**Problem**
Look through the listing below and give the number of lines that hold "have". Say nothing more.
:: Extracted information ::
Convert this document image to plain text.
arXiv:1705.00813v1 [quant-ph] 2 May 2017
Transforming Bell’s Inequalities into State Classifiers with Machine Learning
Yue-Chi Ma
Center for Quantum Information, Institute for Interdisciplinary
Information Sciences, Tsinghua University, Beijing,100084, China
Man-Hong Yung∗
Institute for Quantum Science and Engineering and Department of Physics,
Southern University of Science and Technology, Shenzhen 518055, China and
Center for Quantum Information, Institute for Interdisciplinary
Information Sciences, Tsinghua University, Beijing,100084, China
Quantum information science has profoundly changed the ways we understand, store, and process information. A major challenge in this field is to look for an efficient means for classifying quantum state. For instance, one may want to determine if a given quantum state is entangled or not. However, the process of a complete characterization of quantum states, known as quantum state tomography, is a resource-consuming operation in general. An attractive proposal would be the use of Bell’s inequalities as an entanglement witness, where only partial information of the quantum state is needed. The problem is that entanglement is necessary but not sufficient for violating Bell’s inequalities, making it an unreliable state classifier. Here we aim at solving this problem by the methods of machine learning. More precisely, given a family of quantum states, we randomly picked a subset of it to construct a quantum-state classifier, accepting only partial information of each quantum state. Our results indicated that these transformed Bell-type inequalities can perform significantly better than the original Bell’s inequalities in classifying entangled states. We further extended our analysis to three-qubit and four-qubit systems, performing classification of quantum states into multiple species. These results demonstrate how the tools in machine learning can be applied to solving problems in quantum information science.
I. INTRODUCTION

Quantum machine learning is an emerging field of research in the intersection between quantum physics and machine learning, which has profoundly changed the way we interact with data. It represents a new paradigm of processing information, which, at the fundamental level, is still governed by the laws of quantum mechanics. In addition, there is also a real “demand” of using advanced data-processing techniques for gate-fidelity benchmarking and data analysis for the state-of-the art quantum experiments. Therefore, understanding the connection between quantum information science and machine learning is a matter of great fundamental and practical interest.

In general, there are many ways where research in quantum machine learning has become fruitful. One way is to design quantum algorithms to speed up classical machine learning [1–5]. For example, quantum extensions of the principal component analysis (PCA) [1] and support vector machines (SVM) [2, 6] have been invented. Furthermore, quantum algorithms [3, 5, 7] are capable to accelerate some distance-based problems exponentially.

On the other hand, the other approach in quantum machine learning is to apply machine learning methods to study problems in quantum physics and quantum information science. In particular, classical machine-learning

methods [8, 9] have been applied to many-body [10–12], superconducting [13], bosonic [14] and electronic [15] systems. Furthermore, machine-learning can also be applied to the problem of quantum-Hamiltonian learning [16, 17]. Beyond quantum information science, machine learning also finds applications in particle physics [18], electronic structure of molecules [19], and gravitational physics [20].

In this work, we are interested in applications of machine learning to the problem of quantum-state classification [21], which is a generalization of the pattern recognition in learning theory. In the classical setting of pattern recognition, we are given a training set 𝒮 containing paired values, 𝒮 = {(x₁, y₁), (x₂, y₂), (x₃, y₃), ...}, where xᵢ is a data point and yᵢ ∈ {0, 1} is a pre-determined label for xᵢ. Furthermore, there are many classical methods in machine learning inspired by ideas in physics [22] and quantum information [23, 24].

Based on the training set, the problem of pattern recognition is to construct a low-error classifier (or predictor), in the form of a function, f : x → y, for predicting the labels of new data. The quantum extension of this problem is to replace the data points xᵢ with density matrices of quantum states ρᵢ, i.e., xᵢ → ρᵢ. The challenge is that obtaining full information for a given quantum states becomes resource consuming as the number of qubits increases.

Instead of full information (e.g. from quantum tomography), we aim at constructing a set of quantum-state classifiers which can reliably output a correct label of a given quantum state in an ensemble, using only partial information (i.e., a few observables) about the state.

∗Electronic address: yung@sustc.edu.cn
:::
**Task output**
2